Write out every entry exactly as given, but omit the pictures.

(Dataset items)
··········

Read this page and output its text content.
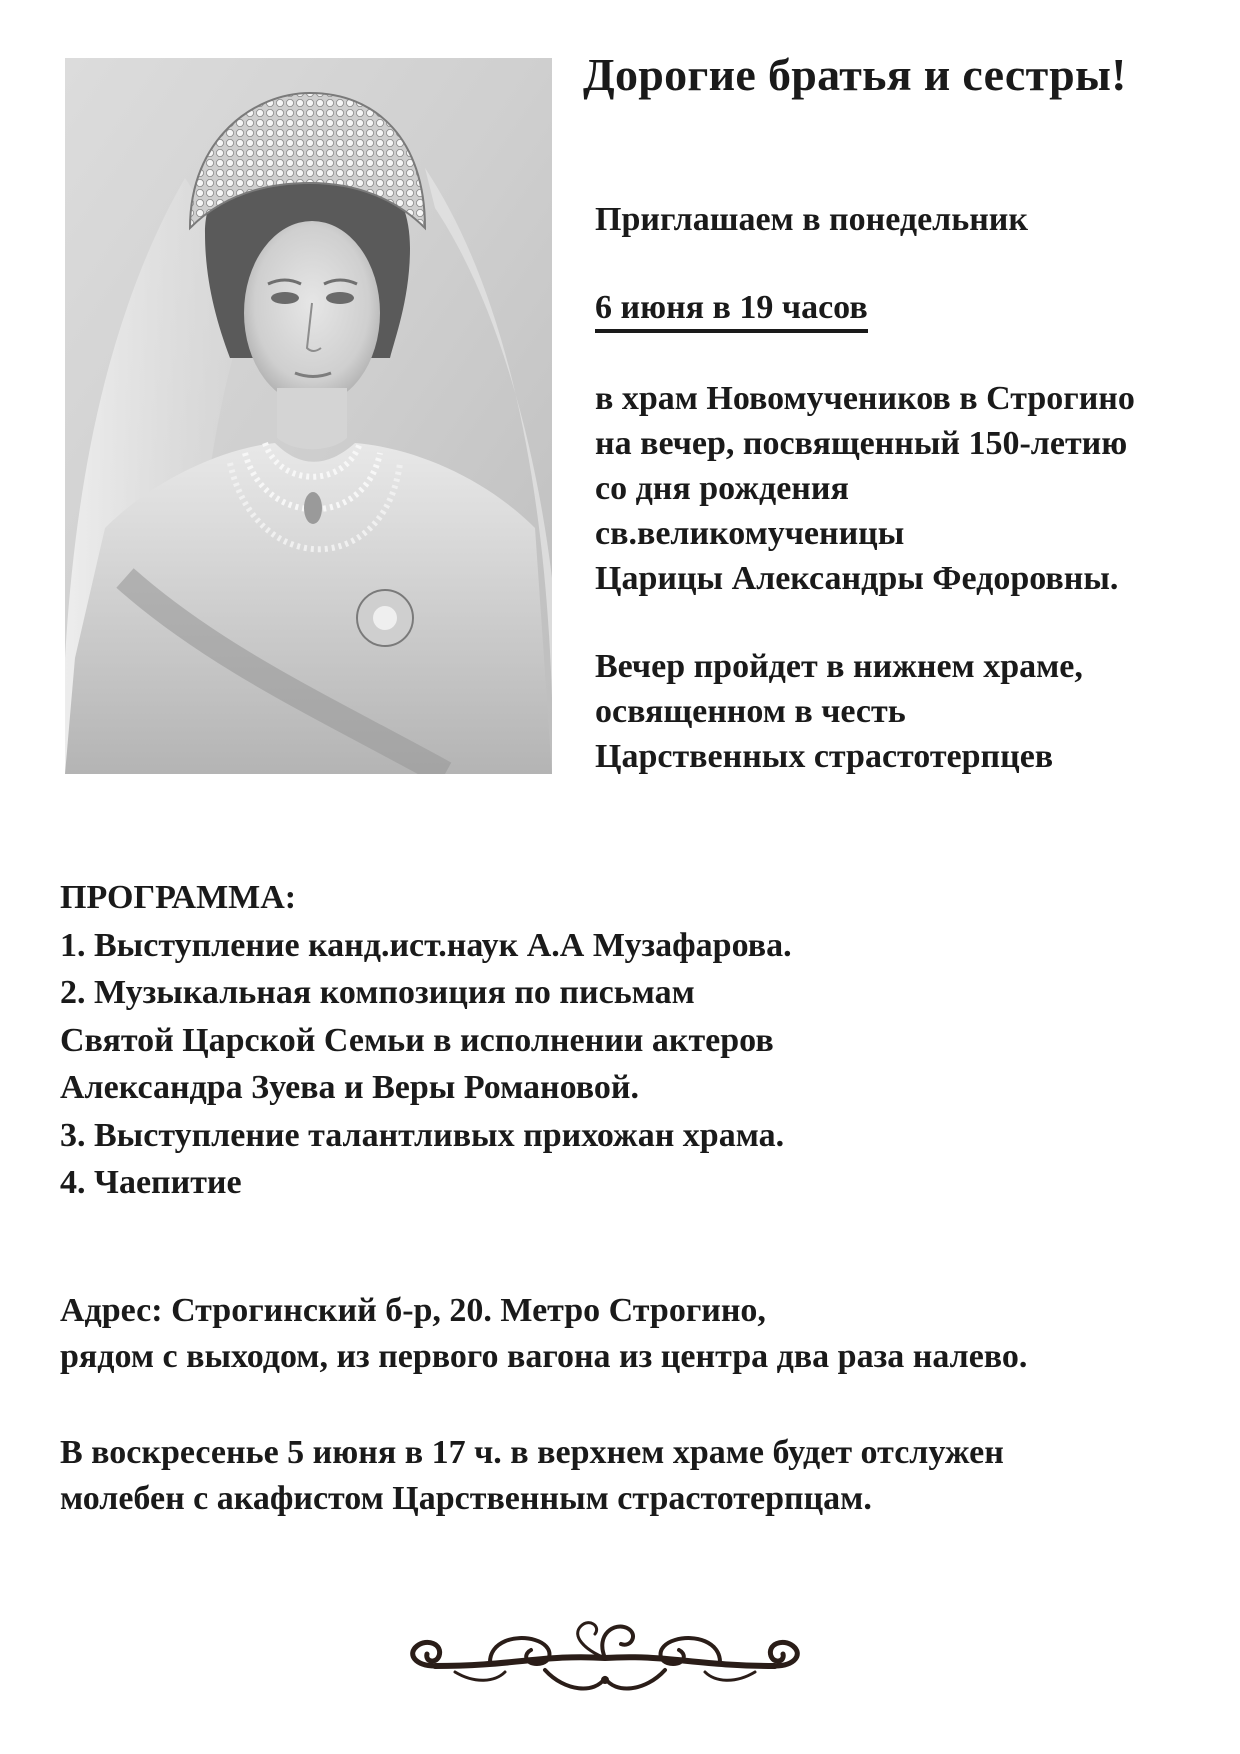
Дорогие братья и сестры!

Приглашаем в понедельник

6 июня в 19 часов

в храм Новомучеников в Строгино
на вечер, посвященный 150-летию
со дня рождения
св.великомученицы
Царицы Александры Федоровны.

Вечер пройдет в нижнем храме,
освященном в честь
Царственных страстотерпцев

ПРОГРАММА:
1. Выступление канд.ист.наук А.А Музафарова.
2. Музыкальная композиция по письмам
Святой Царской Семьи в исполнении актеров
Александра Зуева и Веры Романовой.
3. Выступление талантливых прихожан храма.
4. Чаепитие

Адрес: Строгинский б-р, 20. Метро Строгино,
рядом с выходом, из первого вагона из центра два раза налево.

В воскресенье 5 июня в 17 ч. в верхнем храме будет отслужен
молебен с акафистом Царственным страстотерпцам.
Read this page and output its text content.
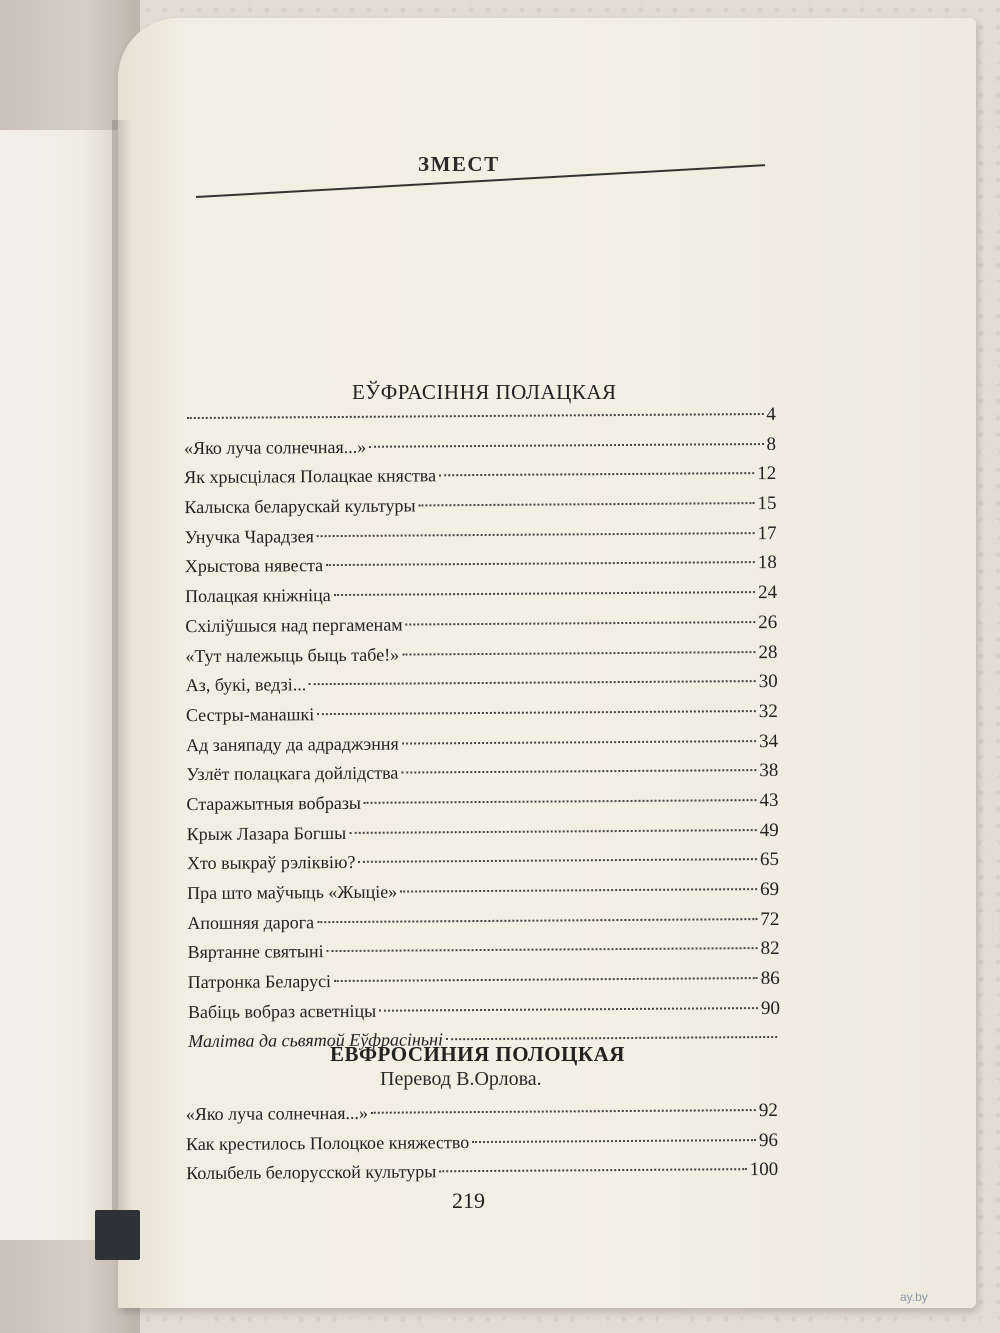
ЗМЕСТ
ЕЎФРАСІННЯ ПОЛАЦКАЯ
4
«Яко луча солнечная...»	8
Як хрысцілася Полацкае княства	12
Калыска беларускай культуры	15
Унучка Чарадзея	17
Хрыстова нявеста	18
Полацкая кніжніца	24
Схіліўшыся над пергаменам	26
«Тут належыць быць табе!»	28
Аз, букі, ведзі...	30
Сестры-манашкі	32
Ад заняпаду да адраджэння	34
Узлёт полацкага дойлідства	38
Старажытныя вобразы	43
Крыж Лазара Богшы	49
Хто выкраў рэліквію?	65
Пра што маўчыць «Жыціе»	69
Апошняя дарога	72
Вяртанне святыні	82
Патронка Беларусі	86
Вабіць вобраз асветніцы	90
Малітва да сьвятой Еўфрасіньні
ЕВФРОСИНИЯ ПОЛОЦКАЯ
Перевод В.Орлова.
«Яко луча солнечная...»	92
Как крестилось Полоцкое княжество	96
Колыбель белорусской культуры	100
219
ay.by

··········

◆ PROBLEM SOLUTION:
Read this page and output its text content.
Дорогие братья и сестры!

Приглашаем в понедельник

6 июня в 19 часов

в храм Новомучеников в Строгино
на вечер, посвященный 150-летию
со дня рождения
св.великомученицы
Царицы Александры Федоровны.

Вечер пройдет в нижнем храме,
освященном в честь
Царственных страстотерпцев

ПРОГРАММА:
1. Выступление канд.ист.наук А.А Музафарова.
2. Музыкальная композиция по письмам
Святой Царской Семьи в исполнении актеров
Александра Зуева и Веры Романовой.
3. Выступление талантливых прихожан храма.
4. Чаепитие

Адрес: Строгинский б-р, 20. Метро Строгино,
рядом с выходом, из первого вагона из центра два раза налево.

В воскресенье 5 июня в 17 ч. в верхнем храме будет отслужен
молебен с акафистом Царственным страстотерпцам.
Read this page and output its text content.
ЗМЕСТ
ЕЎФРАСІННЯ ПОЛАЦКАЯ
4
«Яко луча солнечная...»	8
Як хрысцілася Полацкае княства	12
Калыска беларускай культуры	15
Унучка Чарадзея	17
Хрыстова нявеста	18
Полацкая кніжніца	24
Схіліўшыся над пергаменам	26
«Тут належыць быць табе!»	28
Аз, букі, ведзі...	30
Сестры-манашкі	32
Ад заняпаду да адраджэння	34
Узлёт полацкага дойлідства	38
Старажытныя вобразы	43
Крыж Лазара Богшы	49
Хто выкраў рэліквію?	65
Пра што маўчыць «Жыціе»	69
Апошняя дарога	72
Вяртанне святыні	82
Патронка Беларусі	86
Вабіць вобраз асветніцы	90
Малітва да сьвятой Еўфрасіньні
ЕВФРОСИНИЯ ПОЛОЦКАЯ
Перевод В.Орлова.
«Яко луча солнечная...»	92
Как крестилось Полоцкое княжество	96
Колыбель белорусской культуры	100
219
ay.by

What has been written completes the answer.